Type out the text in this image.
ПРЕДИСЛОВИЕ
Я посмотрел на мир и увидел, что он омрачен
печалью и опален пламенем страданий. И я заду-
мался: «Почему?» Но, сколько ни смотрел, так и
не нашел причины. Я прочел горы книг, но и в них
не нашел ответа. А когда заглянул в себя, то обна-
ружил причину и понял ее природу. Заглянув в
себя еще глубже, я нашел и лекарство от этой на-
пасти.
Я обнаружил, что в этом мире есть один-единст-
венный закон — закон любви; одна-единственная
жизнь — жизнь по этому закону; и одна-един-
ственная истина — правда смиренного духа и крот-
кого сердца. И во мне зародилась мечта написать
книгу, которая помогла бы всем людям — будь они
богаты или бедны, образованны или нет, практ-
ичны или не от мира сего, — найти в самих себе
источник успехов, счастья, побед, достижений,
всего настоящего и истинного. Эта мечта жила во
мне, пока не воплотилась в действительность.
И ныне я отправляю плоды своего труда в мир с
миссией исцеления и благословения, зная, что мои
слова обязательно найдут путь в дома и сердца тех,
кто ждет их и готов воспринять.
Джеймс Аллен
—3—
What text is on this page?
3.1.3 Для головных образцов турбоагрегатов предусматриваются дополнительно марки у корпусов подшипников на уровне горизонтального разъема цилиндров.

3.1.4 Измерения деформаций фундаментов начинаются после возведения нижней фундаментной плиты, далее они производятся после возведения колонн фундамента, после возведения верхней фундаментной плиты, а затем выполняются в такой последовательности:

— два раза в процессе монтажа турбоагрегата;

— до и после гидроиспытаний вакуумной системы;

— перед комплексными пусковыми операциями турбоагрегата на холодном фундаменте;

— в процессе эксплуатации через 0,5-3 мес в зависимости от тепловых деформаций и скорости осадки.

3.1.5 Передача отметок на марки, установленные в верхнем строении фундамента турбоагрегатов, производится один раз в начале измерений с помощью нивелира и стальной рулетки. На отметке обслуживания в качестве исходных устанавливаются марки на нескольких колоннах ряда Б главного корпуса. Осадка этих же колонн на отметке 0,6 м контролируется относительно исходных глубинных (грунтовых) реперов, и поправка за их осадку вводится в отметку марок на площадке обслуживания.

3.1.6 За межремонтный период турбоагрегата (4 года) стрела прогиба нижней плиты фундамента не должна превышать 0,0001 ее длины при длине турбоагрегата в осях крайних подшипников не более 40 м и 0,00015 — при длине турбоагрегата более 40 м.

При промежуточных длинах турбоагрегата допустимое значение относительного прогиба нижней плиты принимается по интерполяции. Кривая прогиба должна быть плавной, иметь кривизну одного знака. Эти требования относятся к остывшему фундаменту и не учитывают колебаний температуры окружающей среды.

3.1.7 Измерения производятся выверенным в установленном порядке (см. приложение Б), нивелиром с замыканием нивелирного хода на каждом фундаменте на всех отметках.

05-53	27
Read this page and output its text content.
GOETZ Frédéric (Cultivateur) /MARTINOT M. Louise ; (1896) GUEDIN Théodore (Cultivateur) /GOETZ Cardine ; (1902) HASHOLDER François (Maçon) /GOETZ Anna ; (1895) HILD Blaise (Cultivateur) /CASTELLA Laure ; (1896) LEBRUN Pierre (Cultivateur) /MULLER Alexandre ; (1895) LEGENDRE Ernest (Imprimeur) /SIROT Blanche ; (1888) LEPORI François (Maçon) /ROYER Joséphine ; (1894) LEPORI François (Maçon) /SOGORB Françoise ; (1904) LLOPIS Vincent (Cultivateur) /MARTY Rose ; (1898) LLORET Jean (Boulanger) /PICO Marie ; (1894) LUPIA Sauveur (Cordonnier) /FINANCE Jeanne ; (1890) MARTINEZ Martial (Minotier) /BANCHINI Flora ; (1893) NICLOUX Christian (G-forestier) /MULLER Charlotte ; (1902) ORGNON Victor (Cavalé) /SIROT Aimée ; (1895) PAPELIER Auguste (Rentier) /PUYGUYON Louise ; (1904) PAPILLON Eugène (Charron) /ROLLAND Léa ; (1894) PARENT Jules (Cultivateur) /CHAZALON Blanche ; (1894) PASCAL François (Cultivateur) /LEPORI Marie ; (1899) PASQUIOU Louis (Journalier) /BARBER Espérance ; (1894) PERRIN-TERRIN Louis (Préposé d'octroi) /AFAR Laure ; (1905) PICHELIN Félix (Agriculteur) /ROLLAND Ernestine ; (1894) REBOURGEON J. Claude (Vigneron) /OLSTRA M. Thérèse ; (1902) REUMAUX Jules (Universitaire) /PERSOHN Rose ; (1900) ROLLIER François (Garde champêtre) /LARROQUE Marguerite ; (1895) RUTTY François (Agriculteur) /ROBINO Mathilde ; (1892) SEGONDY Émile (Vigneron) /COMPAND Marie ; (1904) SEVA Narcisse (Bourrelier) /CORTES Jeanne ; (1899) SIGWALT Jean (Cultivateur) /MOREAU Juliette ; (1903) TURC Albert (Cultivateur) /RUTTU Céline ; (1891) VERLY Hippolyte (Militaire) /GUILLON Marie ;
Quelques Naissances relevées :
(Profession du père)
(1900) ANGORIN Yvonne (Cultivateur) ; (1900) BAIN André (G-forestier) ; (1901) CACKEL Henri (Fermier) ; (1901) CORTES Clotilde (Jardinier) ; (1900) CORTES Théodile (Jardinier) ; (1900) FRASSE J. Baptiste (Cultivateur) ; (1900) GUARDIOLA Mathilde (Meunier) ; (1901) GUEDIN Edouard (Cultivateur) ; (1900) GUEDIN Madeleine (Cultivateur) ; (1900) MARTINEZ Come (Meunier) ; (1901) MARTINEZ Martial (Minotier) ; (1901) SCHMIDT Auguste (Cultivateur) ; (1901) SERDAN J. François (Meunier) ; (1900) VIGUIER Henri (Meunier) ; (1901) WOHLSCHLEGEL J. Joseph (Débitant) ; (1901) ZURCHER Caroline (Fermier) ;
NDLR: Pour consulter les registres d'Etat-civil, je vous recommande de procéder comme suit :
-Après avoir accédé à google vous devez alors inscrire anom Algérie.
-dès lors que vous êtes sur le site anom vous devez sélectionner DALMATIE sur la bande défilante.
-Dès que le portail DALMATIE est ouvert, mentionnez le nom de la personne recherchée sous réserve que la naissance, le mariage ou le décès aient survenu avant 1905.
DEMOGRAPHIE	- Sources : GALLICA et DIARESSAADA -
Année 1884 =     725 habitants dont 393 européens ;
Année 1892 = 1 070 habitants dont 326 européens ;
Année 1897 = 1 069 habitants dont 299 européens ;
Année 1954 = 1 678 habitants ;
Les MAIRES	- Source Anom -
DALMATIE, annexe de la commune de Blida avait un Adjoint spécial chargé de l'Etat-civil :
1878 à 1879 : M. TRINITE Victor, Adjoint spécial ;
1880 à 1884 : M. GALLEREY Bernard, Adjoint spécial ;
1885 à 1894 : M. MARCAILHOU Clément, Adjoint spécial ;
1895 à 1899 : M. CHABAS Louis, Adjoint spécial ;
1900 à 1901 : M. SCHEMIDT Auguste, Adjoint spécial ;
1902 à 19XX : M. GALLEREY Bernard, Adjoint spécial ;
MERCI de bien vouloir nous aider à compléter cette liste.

-=-=-

* _What you should do_
Within the material above, find the lines that contain the word "dont"; copy them.

* _Exercise response_
Année 1884 =     725 habitants dont 393 européens ;
Année 1892 = 1 070 habitants dont 326 européens ;
Année 1897 = 1 069 habitants dont 299 européens ;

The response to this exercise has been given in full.